■ GOAL OF THE EXERCISE ■
Find the word "COLOM" in the records below. List each line containing it.

Extracted data entries:
________________________________________
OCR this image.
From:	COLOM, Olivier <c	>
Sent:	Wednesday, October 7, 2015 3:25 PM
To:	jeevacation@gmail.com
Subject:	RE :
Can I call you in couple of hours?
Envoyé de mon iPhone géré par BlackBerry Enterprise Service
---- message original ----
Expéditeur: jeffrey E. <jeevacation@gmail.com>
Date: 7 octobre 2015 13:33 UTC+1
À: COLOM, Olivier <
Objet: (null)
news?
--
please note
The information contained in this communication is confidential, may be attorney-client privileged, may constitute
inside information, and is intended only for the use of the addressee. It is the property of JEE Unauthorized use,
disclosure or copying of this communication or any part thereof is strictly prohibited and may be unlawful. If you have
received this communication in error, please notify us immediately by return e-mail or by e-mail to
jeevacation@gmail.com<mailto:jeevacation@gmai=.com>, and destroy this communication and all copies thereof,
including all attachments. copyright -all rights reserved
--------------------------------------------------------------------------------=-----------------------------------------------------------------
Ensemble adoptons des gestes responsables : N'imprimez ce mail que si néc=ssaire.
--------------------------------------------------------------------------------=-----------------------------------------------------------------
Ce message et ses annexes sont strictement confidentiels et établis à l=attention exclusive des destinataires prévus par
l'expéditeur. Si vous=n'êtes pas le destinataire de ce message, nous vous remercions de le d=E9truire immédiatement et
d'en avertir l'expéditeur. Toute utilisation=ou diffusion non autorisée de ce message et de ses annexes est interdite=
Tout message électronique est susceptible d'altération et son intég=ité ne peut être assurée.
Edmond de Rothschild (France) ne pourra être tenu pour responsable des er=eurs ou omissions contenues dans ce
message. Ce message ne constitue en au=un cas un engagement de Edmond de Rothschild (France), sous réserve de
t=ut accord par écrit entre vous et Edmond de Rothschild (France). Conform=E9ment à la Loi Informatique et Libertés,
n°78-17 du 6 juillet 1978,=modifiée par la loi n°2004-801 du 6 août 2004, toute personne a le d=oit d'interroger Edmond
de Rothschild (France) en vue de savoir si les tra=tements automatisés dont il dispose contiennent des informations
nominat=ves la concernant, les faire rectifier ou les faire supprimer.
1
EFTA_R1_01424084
________________________________________
■ THE SOLUTION ■
From:	COLOM, Olivier <c	>
À: COLOM, Olivier <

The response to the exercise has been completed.